#### TRECHO DA PÁGINA

-- -- --

Histórias
Raízes da nossa Páscoa: receitas para um cardápio ucraniano, italiano, português e espanhol
A mistura brasileira de culturas e povos gera uma riqueza culinária que torna mais farta também as mesas de Páscoa. Sabores e tradições, oriundos de etnias europeias que colonizaram o país, se encontram ainda hoje nas receitas típicas que compõem o grande mosaico gastronômico do Brasil.
Para celebrar a data, chefs de diversas origens apresentam os pratos que melhor representam a culinária de seus países. São receitas da Itália, Portugal, Espanha – países que contam com milhões de descendentes no Brasil – e da Ucrânia, comunidade que tem uma ampla colônia no Paraná e que valoriza as tradições pascais. Aproveite essa viagem pelos pratos escolhidos pelos cozinheiros para conhecer sabores e costumes diferentes dos que estamos habituados.
Nesse ano, sabemos que a celebração da Páscoa será atípica, em razão do momento de isolamento social. Muitas famílias não vão poder se reunir como de costume e muitas vão optar por um almoço mais singelo. Mas mesmo em meio às dificuldades, a data não vai deixar de ser um momento de esperança e tradição.
Para isso, nas próximas páginas, você vai conferir um menu variado que tem opções para inspirar. São preparos de carnes suína e de carneiro, peixes e frutos do mar, sem esquecer das massas e sobremesas, que podem ser feitos tanto para o almoço de Páscoa quanto em qualquer outra época do ano.

-- -- --

#### O QUE FAZER
**1)** Diga se cada afirmação concorda com o texto sobre as receitas de Páscoa, respondendo sim ou não e citando as palavras do texto que decidem: (a) A comunidade ucraniana tem uma ampla colônia no Paraná. (b) Os pratos apresentados servem apenas para o almoço de Páscoa. (c) Os pratos foram escolhidos por chefs de uma única origem.
**2)** Prossiga com o texto sobre as receitas de Páscoa a partir do ponto em que ele termina.

#### DADOS FORNECIDOS

-- -- --

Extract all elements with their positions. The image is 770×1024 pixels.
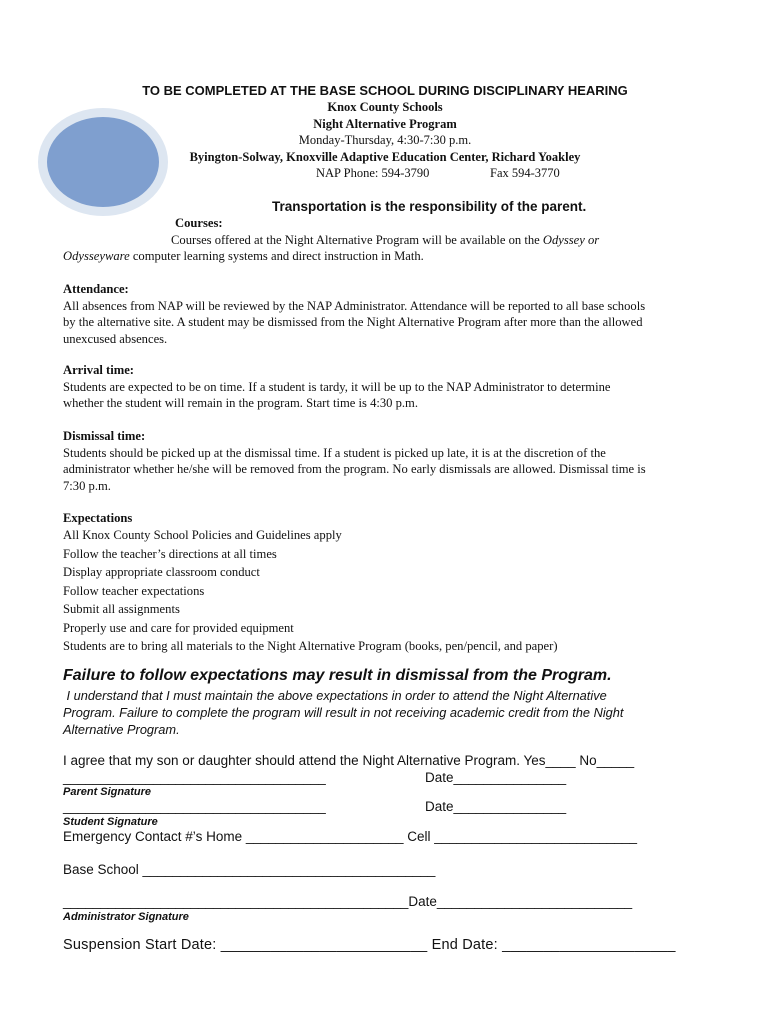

-- -- --

#### RESPOSTAS
**1)**
(a) Sim: "comunidade que tem uma ampla colônia no Paraná".
(b) Não: "podem ser feitos tanto para o almoço de Páscoa quanto em qualquer outra época do ano".
(c) Não: "chefs de diversas origens apresentam os pratos".

**2)**
Carne suína é a estrela na Ucrânia

A Páscoa ucraniana começa no sábado de Aleluia, quando as famílias levam para bênção na igreja os alimentos que serão servidos no domingo. A cesta contém geralmente pernil de porco ou alguma outra carne suína, ovos, queijo colonial, linguiça, cracóvia, manteiga (em alguns casos esculpida em formato de carneiro), requeijão e hrin (ou krin), a raíz forte em conserva que acompanha as carnes. A páska, pão que mistura o salgado e o doce, e a babka (ou baba), que é uma sobremesa que remete ao panetone, completam a cesta.
“Em algumas famílias, se come na noite de sábado depois da bênção na igreja. Outras servem na manhã de domingo: a família se reúne, faz as orações, e geralmente o pai pega um pedaço da páska e o distribui para os filhos”, explica a chef do Limoeiro, Vania Krekniski, que é neta de ucranianos.
Para a reportagem, ela preparou lombo suíno assado e recheado com frutas secas e castanhas. Para sobremesa, babka de chocolate e frutas vermelhas, um pão trançado que se come também em outros países de origem eslava.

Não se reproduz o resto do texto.